• _YOUR INSTRUCTIONS_
Locate all lines in the data below that hold "Education" and show them.

-- BEGIN SOURCE MATERIAL --

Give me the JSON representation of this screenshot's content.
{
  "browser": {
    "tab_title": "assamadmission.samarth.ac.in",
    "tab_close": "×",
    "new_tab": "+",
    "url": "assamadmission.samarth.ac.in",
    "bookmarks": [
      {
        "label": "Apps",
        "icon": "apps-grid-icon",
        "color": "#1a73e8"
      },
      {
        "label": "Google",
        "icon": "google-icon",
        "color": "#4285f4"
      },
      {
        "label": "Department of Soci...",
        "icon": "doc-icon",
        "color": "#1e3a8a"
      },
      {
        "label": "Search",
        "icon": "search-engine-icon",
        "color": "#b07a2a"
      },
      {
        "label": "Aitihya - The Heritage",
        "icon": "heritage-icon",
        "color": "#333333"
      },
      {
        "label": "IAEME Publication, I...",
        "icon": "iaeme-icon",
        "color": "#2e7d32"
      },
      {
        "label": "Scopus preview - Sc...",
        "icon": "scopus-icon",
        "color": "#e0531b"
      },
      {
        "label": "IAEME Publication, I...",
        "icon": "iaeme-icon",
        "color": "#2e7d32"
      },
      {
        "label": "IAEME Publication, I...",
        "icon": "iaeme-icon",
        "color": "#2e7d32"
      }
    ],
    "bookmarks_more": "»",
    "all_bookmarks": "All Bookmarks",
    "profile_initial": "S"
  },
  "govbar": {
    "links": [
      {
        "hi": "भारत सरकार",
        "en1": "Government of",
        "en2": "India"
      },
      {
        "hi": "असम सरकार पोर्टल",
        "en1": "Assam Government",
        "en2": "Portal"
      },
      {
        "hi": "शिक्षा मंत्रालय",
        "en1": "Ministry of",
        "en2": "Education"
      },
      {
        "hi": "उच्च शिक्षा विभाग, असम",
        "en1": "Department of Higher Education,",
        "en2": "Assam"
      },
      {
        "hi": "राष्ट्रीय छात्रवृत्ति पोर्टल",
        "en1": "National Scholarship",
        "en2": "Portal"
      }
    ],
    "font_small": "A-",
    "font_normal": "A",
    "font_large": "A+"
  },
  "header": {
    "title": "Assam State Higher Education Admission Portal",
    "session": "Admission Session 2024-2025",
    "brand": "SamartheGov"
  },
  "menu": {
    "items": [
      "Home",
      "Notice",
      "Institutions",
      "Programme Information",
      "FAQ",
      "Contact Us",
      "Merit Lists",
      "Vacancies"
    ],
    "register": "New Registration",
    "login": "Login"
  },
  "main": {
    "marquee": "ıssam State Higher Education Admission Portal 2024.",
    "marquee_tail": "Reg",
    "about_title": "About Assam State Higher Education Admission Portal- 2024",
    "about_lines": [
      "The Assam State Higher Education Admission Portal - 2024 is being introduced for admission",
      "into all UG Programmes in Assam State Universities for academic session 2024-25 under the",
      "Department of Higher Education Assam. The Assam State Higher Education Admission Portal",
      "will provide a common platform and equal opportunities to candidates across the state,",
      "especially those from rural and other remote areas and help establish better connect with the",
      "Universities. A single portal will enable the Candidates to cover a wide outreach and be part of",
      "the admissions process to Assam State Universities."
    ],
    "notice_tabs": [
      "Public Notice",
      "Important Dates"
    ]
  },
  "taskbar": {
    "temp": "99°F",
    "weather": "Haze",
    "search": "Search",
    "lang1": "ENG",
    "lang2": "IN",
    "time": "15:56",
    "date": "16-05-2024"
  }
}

-- END SOURCE MATERIAL --

• _RESPONSE_
        "en2": "Education"
        "en1": "Department of Higher Education,",
    "title": "Assam State Higher Education Admission Portal",
    "marquee": "ıssam State Higher Education Admission Portal 2024.",
    "about_title": "About Assam State Higher Education Admission Portal- 2024",
      "The Assam State Higher Education Admission Portal - 2024 is being introduced for admission",
      "Department of Higher Education Assam. The Assam State Higher Education Admission Portal",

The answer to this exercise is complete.